◆ Task data

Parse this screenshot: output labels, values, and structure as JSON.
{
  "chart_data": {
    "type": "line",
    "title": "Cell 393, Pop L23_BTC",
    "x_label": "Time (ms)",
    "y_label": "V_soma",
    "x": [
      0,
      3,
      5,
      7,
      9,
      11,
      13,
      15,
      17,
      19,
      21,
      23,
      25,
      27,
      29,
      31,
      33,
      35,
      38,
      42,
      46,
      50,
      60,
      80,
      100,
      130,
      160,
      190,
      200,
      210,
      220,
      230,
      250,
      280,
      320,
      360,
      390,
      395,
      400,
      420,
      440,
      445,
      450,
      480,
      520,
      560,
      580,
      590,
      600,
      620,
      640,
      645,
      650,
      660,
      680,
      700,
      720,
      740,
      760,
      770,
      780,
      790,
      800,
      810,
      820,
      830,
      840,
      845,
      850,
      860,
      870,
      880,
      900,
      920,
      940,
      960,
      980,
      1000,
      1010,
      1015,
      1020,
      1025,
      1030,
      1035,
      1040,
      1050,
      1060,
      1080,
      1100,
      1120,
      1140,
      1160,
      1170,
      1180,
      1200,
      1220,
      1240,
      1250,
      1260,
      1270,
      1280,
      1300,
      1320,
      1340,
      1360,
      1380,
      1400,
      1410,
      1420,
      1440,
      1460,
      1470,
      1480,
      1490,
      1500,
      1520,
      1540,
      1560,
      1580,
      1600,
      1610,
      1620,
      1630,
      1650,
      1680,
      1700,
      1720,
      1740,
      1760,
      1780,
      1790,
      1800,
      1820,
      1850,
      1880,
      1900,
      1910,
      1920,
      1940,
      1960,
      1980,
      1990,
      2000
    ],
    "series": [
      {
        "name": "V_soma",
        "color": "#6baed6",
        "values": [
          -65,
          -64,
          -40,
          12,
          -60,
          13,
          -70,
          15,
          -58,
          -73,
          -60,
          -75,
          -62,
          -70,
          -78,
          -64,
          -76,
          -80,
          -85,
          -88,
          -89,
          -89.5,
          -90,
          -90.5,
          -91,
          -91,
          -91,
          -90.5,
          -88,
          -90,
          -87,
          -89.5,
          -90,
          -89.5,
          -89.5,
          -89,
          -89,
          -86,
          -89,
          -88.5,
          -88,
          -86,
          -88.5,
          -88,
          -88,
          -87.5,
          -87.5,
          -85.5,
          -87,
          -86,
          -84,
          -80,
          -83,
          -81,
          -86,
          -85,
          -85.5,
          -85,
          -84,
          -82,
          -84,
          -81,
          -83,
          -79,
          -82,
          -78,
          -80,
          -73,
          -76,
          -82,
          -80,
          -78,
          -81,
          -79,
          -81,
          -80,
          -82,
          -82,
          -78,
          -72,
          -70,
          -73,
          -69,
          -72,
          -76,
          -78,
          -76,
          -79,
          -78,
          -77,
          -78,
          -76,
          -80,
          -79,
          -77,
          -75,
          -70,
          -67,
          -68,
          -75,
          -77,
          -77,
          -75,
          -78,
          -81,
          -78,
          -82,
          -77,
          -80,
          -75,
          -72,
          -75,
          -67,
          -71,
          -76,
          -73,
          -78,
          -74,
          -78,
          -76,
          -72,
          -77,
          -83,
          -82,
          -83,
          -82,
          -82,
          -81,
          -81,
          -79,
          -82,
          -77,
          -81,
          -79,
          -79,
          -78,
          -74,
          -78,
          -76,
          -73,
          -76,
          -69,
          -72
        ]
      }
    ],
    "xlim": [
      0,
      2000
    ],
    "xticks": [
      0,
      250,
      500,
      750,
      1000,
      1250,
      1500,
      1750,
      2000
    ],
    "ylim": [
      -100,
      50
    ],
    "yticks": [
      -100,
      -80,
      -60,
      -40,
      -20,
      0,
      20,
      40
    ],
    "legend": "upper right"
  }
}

◆ Objective
Return every line above in which the string "values" occurs.

◆ Result for this exercise
Parse this screenshot: output labels, values, and structure as JSON.
        "values": [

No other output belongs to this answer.